● WRITTEN PROBLEM: Copy every line from the records below that holds the word "adalah".

● RECORDS SUPPLIED:
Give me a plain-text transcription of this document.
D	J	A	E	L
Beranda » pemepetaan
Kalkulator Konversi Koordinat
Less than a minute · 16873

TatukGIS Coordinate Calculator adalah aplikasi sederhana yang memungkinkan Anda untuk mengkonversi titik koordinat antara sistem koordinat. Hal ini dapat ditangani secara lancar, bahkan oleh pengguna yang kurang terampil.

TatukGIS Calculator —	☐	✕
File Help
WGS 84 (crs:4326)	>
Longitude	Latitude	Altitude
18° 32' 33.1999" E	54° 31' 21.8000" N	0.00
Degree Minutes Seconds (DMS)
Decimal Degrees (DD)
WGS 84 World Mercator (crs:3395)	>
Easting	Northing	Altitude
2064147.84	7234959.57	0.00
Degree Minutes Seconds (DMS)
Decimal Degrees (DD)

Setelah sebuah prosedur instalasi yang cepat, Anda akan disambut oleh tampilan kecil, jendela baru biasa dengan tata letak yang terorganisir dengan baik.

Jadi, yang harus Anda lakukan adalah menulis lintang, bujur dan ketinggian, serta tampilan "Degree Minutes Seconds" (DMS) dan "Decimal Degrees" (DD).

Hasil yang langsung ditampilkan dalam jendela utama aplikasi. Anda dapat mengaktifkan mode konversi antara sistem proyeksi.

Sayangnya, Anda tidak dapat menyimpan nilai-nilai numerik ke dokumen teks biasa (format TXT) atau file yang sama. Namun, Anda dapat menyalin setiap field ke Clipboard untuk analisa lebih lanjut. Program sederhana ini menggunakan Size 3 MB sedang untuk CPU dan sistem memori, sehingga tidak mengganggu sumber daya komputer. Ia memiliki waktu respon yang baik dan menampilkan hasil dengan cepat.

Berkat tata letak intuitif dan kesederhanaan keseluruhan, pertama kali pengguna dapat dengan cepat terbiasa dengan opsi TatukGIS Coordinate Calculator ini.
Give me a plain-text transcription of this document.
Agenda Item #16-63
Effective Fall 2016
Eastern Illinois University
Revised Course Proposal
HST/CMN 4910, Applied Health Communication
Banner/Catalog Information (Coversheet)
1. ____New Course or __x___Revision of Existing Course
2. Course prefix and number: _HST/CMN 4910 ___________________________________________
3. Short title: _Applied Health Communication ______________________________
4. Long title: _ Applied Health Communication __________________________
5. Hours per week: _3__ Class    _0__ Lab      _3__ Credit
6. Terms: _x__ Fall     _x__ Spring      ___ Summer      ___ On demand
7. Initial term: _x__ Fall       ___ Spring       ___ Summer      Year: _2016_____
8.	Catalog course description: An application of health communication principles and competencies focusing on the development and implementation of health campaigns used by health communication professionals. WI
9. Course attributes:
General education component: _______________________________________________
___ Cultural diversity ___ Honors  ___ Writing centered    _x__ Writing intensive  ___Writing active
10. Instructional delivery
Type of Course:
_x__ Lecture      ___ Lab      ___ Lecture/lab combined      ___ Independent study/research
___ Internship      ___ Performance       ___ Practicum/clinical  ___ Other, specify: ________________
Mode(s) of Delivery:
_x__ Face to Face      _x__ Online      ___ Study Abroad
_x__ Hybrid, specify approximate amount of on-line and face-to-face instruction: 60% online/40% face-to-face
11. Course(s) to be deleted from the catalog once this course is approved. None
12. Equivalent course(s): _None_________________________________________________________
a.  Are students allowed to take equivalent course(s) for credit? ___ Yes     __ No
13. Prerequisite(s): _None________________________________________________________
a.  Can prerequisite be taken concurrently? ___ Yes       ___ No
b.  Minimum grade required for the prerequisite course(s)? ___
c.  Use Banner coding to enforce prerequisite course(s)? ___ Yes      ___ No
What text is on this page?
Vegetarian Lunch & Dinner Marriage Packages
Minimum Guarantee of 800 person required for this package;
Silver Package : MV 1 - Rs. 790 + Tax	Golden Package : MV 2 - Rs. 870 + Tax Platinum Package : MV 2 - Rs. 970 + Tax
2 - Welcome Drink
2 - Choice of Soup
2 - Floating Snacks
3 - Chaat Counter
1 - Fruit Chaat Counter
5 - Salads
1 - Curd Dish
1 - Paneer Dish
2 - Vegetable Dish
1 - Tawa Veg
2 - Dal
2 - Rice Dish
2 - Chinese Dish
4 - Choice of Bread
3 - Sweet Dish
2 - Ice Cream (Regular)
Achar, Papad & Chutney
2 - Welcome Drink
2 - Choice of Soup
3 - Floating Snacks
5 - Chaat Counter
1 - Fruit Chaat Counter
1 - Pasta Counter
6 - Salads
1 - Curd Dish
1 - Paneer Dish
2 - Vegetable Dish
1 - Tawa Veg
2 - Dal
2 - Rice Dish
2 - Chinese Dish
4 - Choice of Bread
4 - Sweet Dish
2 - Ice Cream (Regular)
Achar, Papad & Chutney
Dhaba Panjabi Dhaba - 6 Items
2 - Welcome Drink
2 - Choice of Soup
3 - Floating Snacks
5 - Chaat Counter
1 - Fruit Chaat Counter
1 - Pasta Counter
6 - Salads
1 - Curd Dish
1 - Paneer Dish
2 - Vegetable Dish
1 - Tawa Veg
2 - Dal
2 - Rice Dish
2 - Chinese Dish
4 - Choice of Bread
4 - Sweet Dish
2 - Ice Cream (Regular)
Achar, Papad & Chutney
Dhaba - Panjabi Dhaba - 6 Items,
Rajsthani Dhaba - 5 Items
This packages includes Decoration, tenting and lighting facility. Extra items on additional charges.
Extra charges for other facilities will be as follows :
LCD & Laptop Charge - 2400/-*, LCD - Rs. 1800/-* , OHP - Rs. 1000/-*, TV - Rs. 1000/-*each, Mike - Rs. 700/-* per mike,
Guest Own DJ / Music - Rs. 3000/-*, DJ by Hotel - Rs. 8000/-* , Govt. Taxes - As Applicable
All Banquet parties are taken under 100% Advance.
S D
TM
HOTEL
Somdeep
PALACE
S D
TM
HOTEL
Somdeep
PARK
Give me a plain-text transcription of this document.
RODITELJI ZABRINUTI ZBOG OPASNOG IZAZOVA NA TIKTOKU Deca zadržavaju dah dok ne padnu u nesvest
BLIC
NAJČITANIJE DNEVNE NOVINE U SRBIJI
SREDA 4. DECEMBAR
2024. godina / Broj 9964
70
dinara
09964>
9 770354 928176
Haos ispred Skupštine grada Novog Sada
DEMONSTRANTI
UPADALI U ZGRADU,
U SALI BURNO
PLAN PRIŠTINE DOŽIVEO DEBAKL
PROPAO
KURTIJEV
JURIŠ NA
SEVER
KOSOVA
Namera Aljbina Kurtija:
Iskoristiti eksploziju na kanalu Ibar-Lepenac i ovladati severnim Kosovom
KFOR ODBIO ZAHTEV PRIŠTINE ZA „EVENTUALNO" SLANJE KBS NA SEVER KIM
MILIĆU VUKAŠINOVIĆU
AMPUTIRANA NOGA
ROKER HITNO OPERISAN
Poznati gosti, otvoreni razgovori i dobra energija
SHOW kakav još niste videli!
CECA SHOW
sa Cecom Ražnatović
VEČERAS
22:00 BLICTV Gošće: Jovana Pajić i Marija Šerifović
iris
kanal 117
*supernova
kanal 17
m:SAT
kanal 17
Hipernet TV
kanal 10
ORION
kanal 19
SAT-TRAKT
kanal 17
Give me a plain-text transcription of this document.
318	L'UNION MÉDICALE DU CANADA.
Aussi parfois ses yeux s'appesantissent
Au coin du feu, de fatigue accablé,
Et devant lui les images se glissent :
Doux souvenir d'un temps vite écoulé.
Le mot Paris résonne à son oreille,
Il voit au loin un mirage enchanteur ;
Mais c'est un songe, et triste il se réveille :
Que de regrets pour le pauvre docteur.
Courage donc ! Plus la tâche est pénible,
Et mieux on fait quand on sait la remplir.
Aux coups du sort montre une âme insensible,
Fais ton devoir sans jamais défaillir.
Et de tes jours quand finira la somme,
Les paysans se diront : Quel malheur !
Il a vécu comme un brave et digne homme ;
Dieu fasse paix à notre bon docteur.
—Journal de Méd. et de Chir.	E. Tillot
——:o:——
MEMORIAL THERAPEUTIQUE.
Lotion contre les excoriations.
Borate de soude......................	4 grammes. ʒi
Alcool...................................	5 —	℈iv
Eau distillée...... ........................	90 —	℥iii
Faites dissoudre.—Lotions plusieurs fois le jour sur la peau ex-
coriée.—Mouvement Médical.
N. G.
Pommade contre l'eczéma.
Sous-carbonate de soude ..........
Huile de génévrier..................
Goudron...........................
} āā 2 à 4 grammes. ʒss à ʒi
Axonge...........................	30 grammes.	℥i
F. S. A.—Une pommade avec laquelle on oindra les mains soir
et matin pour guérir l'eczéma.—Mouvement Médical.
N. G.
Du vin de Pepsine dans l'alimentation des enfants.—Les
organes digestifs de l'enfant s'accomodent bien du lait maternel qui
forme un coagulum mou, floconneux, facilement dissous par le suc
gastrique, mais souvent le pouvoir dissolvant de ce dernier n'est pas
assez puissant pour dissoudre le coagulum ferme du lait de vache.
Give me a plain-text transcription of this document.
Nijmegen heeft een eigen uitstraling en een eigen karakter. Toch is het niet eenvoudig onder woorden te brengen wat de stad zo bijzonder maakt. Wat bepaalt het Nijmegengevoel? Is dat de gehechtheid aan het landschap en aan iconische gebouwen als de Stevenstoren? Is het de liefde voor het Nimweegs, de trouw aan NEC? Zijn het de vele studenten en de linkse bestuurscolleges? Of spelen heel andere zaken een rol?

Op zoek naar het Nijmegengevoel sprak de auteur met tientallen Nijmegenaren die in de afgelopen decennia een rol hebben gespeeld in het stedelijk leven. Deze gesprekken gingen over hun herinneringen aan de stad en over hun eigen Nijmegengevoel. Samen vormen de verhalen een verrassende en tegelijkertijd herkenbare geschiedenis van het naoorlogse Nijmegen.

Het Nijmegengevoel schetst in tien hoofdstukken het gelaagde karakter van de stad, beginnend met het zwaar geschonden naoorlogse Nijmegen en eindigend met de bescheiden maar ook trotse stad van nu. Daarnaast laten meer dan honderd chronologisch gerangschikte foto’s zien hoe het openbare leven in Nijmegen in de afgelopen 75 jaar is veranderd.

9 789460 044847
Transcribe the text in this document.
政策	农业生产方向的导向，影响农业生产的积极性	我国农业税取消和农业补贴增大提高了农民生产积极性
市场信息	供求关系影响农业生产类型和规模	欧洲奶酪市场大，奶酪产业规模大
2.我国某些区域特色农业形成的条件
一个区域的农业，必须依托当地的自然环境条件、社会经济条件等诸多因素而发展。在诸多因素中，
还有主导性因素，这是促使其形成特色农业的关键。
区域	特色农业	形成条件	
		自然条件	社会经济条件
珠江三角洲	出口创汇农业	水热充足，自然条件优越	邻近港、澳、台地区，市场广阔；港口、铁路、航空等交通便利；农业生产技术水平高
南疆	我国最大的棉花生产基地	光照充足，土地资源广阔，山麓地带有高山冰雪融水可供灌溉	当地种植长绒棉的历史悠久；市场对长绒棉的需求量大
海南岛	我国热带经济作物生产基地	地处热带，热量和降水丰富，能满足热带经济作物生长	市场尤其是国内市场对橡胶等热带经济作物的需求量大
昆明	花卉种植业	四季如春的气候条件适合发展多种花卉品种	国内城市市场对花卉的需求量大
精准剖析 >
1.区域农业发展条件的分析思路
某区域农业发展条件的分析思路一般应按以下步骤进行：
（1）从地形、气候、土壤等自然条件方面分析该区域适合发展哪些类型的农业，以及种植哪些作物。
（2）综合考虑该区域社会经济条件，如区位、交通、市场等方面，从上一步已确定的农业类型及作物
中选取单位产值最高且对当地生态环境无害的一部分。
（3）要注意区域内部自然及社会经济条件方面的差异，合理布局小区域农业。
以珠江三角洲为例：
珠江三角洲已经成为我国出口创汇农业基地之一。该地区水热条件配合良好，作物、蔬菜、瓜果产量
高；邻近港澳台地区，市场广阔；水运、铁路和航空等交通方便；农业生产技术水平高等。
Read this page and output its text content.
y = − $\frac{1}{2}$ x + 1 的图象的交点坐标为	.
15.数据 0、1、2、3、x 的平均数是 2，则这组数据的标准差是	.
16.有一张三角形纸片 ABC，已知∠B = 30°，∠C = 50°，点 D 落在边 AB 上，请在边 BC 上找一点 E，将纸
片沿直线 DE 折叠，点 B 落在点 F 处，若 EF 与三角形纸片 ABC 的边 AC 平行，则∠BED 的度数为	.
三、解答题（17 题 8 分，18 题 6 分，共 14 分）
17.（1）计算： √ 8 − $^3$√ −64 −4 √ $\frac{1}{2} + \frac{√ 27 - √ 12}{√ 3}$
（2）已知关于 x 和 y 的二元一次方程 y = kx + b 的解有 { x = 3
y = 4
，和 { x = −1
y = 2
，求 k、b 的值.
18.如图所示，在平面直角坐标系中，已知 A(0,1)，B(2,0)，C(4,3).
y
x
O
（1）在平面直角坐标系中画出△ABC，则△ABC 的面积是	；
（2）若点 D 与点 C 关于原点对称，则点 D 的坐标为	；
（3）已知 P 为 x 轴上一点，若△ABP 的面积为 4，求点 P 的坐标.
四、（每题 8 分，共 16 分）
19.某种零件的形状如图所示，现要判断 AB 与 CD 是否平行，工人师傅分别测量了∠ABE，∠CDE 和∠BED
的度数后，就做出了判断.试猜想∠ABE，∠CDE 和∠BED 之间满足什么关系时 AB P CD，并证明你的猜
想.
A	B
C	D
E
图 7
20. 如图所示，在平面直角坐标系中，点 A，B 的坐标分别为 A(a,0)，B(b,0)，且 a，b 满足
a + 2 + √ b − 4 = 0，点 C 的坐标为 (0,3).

● EXERCISE OUTPUT:
TatukGIS Coordinate Calculator adalah aplikasi sederhana yang memungkinkan Anda untuk mengkonversi titik koordinat antara sistem koordinat. Hal ini dapat ditangani secara lancar, bahkan oleh pengguna yang kurang terampil.
Jadi, yang harus Anda lakukan adalah menulis lintang, bujur dan ketinggian, serta tampilan "Degree Minutes Seconds" (DMS) dan "Decimal Degrees" (DD).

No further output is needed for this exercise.